Task goal → Identify every line in the records below that contains the word "photoelectric", and reproduce each one.

Dataset excerpts →

▼

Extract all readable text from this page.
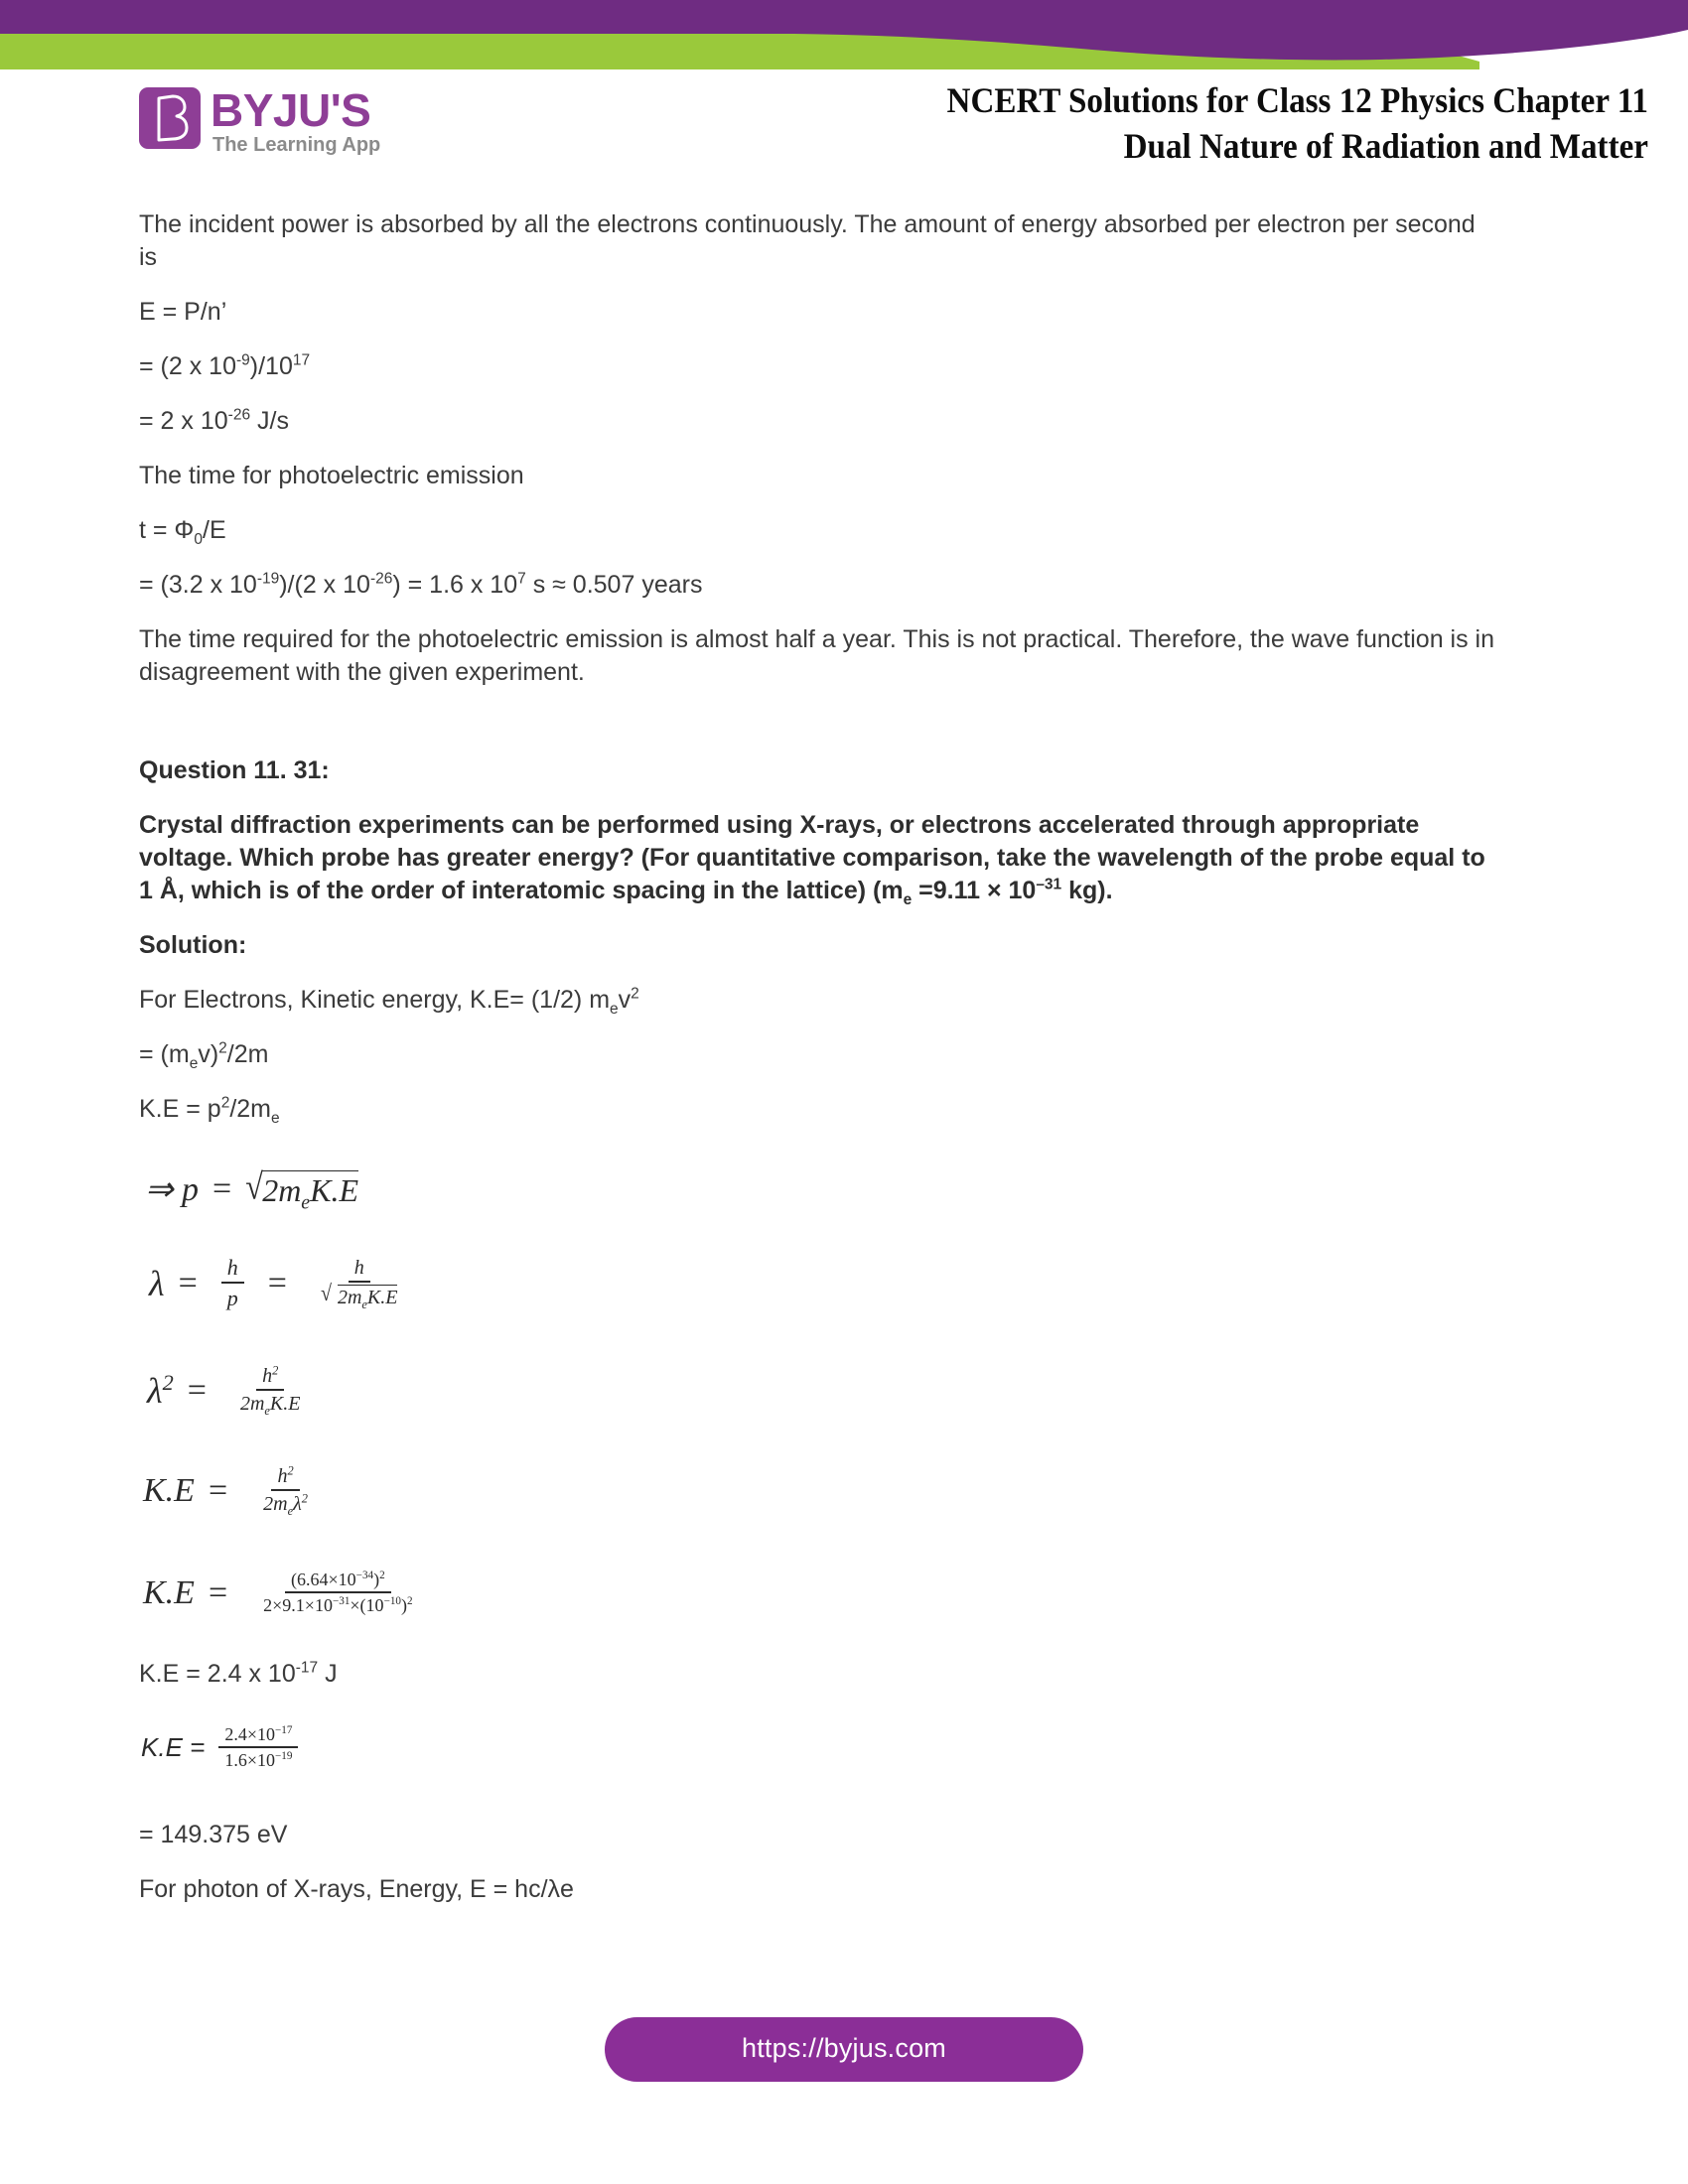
BYJU'S
The Learning App
NCERT Solutions for Class 12 Physics Chapter 11
Dual Nature of Radiation and Matter

The incident power is absorbed by all the electrons continuously. The amount of energy absorbed per electron per second is

E = P/n’

= (2 x $10^{-9})/10^{17}$

= 2 x $10^{-26}$ J/s

The time for photoelectric emission

$t = \Phi_0/E$

= (3.2 x $10^{-19})/(2$ x $10^{-26}) = 1.6$ x $10^7$ s ≈ 0.507 years

The time required for the photoelectric emission is almost half a year. This is not practical. Therefore, the wave function is in disagreement with the given experiment.

Question 11. 31:

Crystal diffraction experiments can be performed using X-rays, or electrons accelerated through appropriate voltage. Which probe has greater energy? (For quantitative comparison, take the wavelength of the probe equal to 1 Å, which is of the order of interatomic spacing in the lattice) ($m_e =9.11 \times 10^{-31}$ kg).

Solution:

For Electrons, Kinetic energy, K.E= (1/2) $m_ev^2$

= $(m_ev)^2/2m$

$K.E = p^2/2m_e$

⇒ p = √ $2m_eK.E$
$\lambda = \frac{h}{p} = h$
√ $2m_eK.E$
$\lambda^2 = \frac{h^2}{2m_eK.E}$
$K.E = \frac{h^2}{2m_e\lambda^2}$
$K.E = \frac{(6.64\times 10^{-34})^2}{2\times 9.1\times 10^{-31}\times(10^{-10})^2}$

K.E = 2.4 x $10^{-17}$ J

$K.E = \frac{2.4\times 10^{-17}}{1.6\times 10^{-19}}$

= 149.375 eV

For photon of X-rays, Energy, E = hc/λe

https://byjus.com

▲

Output →
The time for photoelectric emission
The time required for the photoelectric emission is almost half a year. This is not practical. Therefore, the wave function is in disagreement with the given experiment.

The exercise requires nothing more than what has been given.